**Set exercise:** Rewrite the records from the line containing "scroll-down-icon[interactable]: ▼ bbox=[716, 559, 732, 576]" up to and including the line containing "prompt-line-3: k1segawa@DESKTOP-8NUTTTF: ~" as a Markdown table with two columns, Row and Line. Give each line its row number and leave out any blank lines.
═══
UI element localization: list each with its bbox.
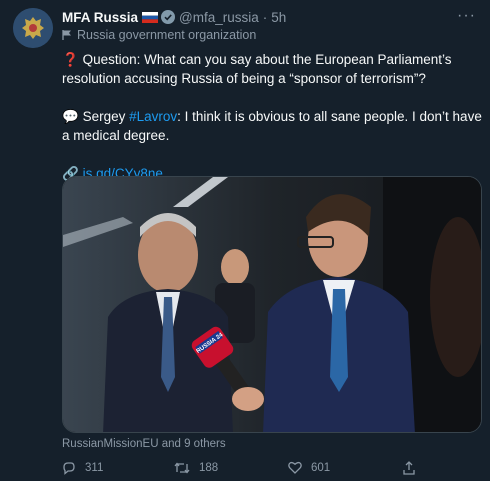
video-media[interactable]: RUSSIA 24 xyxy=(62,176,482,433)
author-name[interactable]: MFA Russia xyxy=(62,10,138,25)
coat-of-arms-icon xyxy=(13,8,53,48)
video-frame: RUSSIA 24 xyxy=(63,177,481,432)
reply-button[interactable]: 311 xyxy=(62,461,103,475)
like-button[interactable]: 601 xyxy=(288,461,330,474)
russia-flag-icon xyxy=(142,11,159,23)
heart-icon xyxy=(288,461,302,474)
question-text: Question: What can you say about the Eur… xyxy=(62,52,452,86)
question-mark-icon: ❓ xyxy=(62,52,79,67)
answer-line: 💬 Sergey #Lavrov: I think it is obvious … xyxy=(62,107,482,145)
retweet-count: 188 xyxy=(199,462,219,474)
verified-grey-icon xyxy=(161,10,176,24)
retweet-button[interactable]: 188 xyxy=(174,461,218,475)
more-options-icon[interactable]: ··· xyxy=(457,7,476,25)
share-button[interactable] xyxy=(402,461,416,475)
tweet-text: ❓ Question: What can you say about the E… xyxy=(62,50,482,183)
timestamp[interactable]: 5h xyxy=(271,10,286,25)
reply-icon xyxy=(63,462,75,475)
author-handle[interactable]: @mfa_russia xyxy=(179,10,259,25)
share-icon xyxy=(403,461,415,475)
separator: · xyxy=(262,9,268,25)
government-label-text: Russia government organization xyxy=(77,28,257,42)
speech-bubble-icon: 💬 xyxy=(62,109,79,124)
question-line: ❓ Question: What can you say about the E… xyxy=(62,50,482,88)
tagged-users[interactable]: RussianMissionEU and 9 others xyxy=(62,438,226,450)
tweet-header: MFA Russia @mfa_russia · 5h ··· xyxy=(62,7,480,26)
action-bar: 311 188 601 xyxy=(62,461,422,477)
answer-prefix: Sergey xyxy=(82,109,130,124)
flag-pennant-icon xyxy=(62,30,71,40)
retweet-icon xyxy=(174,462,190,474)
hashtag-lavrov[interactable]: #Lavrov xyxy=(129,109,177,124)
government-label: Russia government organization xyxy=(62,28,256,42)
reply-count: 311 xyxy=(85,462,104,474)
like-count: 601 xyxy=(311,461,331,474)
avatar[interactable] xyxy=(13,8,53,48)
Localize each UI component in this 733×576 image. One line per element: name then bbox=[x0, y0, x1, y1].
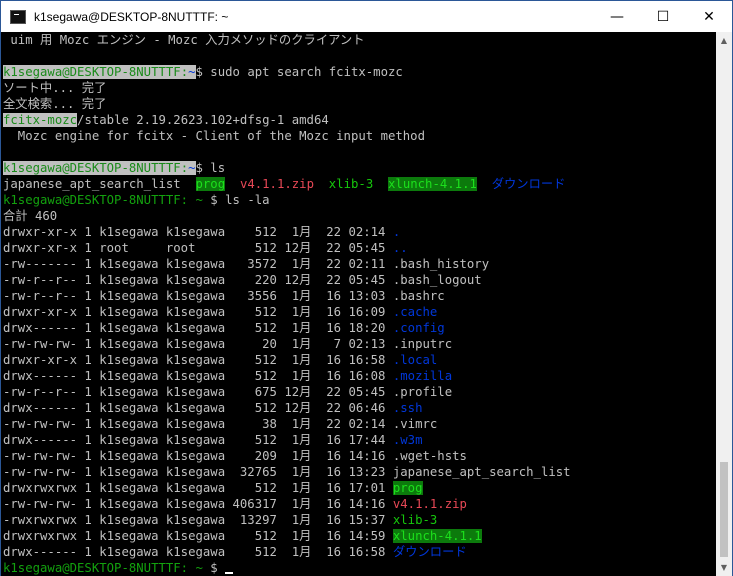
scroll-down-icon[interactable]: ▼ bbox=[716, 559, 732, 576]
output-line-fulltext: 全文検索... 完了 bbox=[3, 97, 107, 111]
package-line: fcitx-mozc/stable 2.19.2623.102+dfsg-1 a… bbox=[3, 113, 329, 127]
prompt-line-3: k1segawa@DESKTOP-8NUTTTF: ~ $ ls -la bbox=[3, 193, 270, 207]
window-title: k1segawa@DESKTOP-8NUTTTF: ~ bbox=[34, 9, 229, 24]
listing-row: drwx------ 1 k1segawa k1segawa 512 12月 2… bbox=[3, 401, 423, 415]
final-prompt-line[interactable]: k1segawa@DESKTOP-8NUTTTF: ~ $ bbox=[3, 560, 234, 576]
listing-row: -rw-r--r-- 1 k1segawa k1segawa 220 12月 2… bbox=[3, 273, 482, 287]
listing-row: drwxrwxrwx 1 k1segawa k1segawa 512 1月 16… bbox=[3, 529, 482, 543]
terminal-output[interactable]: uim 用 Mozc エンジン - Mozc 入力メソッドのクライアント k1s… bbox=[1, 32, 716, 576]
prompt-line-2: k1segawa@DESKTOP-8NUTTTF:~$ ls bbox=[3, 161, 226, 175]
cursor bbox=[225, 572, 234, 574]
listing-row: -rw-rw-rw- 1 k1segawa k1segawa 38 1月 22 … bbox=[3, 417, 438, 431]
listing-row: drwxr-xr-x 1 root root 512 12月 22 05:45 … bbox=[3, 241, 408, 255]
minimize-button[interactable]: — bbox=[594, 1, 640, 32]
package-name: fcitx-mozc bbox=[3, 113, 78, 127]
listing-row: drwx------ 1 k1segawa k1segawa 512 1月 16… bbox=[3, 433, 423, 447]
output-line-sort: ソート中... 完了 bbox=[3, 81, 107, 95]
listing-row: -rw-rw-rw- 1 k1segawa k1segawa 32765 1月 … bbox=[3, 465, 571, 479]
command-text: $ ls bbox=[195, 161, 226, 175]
═══
**Solution below:**
| Row | Line |
|---|---|
| 1 | scroll-down-icon[interactable]: ▼ bbox=[716, 559, 732, 576] |
| 2 | output-line-fulltext: 全文検索... 完了 bbox=[3, 97, 107, 111] |
| 3 | package-line: fcitx-mozc/stable 2.19.2623.102+dfsg-1 a… bbox=[3, 113, 329, 127] |
| 4 | prompt-line-3: k1segawa@DESKTOP-8NUTTTF: ~ $ ls -la bbox=[3, 193, 270, 207] |